__ACTION ITEM__
Output, word for word, the stretch of the comment thread that opens with the words containing "I don’t think" and closes with "certainly proper Socialism.".


  6. Leftyliesrefuted

    Nah, it was all the BANKSTERS’ fault, not to mention those nasty evil neoliberal [glad you managed to get that word in, Lefty – btw, what does it actually mean? Ed.) Americans!

    😉

  7. richardhering

    I don’t think I really understood the main point of your article: are you suggesting that a national unity government should somehow be convened now, before the local elections at the end of the year, before a possible recall referendum vote next year, and before a potential recall presidential election? Please clarify.

  8. Leftyliesrefuted

    Oooops! Now, where’s that damn memory-hole when you need it? 😉

  9. Ringstone

    Oh, it was most certainly proper Socialism.
    Economy tanks after economically illiterate Govt spends money like a drunken sailor to buy votes from it’s client base – who magically end up worse off in the end. Check.
    Potentially wealthy economy driven into the ground through interference and gross mismanagement. Check.
    Institutions of civil society subverted. Check.
    Producers victimised and their assets expropriated to keep the show on the road for another few weeks. Check.

__LISTED ENTRIES__
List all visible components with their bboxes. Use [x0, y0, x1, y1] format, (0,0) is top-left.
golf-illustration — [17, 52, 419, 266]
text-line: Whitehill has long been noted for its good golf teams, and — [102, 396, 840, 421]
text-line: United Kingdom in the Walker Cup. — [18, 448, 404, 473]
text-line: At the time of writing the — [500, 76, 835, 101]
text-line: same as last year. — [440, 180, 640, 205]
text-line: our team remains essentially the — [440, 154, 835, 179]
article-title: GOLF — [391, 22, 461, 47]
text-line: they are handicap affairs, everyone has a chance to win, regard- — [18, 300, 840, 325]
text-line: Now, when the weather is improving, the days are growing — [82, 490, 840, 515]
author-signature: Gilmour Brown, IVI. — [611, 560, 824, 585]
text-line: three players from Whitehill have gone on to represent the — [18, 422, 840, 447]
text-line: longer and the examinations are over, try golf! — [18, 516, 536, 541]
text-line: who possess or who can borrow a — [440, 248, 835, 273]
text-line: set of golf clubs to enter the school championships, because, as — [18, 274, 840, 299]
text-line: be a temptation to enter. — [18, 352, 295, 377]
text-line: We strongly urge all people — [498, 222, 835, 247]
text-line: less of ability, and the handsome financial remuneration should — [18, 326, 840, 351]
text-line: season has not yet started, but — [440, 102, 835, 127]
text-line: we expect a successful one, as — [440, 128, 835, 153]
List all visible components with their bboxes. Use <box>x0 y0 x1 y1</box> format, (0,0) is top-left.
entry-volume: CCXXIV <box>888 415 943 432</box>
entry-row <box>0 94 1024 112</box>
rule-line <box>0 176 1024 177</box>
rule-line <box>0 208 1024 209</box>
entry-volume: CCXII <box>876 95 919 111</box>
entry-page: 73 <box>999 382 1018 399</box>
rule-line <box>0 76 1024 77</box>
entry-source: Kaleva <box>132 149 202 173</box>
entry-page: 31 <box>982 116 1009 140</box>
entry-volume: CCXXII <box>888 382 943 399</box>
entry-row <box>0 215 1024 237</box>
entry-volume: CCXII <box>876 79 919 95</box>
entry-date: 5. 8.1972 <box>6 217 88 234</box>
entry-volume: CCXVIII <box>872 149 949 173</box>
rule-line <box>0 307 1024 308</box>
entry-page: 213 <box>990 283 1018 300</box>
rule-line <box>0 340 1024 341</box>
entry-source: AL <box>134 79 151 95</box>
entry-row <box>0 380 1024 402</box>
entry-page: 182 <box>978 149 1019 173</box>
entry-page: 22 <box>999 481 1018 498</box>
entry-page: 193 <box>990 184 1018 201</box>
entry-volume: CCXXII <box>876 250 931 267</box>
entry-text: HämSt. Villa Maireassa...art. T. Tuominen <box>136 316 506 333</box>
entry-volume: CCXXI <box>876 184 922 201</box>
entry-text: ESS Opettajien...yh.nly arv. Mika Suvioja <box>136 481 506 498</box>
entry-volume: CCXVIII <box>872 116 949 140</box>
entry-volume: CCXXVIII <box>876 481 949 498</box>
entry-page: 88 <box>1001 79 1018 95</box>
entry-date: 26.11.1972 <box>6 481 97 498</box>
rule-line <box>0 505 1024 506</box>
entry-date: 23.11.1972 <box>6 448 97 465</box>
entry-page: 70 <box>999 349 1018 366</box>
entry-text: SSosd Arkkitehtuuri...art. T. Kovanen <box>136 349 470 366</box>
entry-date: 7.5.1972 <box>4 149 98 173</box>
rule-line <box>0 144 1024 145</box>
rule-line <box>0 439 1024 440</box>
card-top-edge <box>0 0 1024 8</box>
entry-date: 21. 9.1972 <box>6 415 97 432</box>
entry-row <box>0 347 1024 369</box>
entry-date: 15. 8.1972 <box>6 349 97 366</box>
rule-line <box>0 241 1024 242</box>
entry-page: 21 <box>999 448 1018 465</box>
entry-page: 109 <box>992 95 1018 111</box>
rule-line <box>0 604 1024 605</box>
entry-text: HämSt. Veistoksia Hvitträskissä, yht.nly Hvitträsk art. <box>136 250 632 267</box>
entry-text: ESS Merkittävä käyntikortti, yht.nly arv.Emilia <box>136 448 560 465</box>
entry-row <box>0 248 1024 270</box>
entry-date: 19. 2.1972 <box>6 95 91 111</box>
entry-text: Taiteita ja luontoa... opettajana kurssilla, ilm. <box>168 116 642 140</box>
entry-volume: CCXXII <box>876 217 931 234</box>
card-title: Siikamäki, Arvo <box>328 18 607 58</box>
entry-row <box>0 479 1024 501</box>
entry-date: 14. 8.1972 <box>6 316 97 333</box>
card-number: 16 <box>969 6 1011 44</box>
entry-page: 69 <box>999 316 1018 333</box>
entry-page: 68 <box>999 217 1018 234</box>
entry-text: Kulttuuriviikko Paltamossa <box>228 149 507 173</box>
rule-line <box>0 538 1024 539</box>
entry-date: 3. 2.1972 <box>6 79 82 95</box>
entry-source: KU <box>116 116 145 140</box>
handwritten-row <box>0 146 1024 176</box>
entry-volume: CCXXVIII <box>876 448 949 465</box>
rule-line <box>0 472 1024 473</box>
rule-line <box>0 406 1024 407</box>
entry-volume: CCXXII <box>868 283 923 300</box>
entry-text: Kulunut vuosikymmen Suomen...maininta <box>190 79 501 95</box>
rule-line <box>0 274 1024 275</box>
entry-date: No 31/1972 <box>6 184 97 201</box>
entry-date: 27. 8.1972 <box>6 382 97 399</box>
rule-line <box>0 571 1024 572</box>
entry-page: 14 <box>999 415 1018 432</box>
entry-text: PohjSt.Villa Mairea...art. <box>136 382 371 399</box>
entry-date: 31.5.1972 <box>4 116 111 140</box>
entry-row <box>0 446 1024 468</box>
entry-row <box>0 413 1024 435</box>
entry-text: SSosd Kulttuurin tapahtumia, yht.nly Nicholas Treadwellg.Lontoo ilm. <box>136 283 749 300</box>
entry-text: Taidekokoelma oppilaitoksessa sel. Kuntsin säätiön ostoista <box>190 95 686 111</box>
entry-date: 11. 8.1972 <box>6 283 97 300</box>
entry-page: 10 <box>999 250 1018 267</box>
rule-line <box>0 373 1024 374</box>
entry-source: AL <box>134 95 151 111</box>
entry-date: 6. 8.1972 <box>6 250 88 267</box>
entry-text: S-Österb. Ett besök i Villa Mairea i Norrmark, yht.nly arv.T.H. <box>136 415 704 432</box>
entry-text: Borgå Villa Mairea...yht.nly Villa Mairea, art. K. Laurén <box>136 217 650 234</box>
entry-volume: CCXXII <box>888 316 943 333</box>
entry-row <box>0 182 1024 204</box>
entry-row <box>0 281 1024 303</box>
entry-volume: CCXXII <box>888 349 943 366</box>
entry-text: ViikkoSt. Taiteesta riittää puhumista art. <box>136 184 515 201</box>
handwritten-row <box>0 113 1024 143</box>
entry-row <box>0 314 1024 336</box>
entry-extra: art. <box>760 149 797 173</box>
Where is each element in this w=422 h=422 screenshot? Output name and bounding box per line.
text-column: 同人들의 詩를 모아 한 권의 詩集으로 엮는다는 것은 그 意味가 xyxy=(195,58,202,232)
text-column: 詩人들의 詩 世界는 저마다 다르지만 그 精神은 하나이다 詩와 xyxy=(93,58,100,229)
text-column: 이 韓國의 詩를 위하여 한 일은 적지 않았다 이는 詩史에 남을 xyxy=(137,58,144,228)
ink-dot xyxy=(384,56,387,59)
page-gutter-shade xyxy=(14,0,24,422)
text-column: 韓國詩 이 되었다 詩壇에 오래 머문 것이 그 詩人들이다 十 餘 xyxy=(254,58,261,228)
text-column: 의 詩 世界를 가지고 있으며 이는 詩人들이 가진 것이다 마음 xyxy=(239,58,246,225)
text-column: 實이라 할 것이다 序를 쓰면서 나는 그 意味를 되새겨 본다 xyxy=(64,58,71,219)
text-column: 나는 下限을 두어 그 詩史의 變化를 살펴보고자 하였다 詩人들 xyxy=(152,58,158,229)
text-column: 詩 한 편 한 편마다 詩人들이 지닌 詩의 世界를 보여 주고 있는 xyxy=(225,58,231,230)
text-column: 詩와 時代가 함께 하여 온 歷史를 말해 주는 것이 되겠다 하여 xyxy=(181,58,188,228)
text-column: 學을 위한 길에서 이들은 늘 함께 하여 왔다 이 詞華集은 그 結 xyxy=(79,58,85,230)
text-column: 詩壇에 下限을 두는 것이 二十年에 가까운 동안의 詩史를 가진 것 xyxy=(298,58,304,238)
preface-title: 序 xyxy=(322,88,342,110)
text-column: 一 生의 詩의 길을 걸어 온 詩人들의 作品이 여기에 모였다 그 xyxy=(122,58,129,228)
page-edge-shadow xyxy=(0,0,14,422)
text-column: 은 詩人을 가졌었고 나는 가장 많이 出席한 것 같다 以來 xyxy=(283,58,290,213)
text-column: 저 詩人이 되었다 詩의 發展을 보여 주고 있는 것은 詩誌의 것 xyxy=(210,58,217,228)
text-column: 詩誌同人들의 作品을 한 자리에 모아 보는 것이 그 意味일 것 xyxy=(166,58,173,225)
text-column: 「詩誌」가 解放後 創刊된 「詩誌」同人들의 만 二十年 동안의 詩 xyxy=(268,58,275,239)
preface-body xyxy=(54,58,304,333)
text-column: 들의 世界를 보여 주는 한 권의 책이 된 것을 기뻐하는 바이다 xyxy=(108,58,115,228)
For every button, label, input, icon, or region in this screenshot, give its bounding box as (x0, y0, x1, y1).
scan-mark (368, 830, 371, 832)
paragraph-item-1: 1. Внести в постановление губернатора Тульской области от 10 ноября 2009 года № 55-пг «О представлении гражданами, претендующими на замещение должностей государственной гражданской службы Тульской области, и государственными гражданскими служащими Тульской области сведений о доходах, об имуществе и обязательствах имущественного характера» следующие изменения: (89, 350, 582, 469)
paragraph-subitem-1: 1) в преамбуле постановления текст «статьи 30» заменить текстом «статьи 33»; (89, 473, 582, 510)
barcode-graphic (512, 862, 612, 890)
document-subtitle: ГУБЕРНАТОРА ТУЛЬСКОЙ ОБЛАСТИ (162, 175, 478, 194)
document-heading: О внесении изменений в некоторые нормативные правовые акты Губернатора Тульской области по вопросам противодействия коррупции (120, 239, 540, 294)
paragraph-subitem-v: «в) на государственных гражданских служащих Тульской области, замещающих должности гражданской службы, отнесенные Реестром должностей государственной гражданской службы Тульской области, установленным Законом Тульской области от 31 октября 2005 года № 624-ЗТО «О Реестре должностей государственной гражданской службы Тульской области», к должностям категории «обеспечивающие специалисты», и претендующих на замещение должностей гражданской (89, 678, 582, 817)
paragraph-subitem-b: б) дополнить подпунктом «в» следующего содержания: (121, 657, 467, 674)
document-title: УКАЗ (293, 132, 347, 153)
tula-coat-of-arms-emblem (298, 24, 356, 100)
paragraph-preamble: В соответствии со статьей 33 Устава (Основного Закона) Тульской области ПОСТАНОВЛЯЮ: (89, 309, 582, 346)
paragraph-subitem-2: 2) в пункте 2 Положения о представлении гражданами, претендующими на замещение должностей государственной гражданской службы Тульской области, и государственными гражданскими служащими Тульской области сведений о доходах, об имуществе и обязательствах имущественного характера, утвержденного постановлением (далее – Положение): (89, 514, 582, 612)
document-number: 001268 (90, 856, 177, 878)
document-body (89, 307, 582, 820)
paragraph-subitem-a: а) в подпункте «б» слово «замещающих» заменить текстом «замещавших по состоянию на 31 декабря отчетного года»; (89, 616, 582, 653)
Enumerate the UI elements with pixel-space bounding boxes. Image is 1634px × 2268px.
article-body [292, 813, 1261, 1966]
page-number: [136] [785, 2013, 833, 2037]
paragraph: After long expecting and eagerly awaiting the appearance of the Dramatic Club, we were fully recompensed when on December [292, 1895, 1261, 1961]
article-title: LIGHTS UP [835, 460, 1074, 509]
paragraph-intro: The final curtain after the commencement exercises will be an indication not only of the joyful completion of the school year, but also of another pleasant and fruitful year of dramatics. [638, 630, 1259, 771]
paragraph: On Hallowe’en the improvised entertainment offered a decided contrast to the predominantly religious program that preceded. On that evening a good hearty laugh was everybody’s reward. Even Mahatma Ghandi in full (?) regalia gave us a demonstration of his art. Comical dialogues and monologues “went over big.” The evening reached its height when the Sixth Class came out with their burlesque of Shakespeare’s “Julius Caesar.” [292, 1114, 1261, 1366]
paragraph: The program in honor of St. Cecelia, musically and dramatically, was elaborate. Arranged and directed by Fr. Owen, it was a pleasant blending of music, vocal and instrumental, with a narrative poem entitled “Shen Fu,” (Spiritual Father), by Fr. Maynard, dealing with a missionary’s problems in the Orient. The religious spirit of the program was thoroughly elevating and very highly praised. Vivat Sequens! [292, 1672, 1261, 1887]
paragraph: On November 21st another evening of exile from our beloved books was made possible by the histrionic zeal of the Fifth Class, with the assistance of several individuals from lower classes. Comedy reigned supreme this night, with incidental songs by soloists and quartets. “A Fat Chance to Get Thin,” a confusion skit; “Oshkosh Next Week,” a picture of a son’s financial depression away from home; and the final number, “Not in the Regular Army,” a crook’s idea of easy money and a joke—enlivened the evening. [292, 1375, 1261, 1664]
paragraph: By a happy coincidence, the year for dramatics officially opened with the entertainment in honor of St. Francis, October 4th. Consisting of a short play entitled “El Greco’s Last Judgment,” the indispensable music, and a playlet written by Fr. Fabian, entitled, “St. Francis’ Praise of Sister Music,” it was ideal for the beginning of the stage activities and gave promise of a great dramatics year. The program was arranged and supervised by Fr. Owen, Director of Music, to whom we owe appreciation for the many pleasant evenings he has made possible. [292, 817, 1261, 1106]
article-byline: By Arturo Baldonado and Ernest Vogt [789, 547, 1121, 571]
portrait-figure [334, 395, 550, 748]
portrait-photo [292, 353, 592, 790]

__ANSWER TO THIS TASK__
I don’t think I really understood the main point of your article: are you suggesting that a national unity government should somehow be convened now, before the local elections at the end of the year, before a possible recall referendum vote next year, and before a potential recall presidential election? Please clarify.

  8. Leftyliesrefuted

    Oooops! Now, where’s that damn memory-hole when you need it? 😉

  9. Ringstone

    Oh, it was most certainly proper Socialism.